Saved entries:
--------

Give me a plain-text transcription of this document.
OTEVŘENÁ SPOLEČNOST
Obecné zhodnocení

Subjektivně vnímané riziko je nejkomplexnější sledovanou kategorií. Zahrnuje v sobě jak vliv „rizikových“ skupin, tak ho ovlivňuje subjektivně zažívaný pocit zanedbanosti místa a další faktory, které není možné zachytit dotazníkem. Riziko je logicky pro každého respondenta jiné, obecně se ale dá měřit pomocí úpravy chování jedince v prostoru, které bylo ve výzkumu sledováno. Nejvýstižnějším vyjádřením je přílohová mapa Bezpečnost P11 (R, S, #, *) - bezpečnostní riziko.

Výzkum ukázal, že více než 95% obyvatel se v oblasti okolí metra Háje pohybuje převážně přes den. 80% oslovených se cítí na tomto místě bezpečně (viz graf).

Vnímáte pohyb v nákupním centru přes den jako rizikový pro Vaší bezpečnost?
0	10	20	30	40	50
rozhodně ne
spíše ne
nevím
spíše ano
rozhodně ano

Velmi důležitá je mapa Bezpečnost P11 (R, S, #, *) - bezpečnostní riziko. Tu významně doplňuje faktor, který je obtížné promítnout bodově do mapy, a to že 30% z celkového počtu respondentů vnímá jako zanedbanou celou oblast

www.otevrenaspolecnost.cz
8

--------

What you will do: Search the entries for the word "přes" and copy every line that has it.

The solution:
Výzkum ukázal, že více než 95% obyvatel se v oblasti okolí metra Háje pohybuje převážně přes den. 80% oslovených se cítí na tomto místě bezpečně (viz graf).
Vnímáte pohyb v nákupním centru přes den jako rizikový pro Vaší bezpečnost?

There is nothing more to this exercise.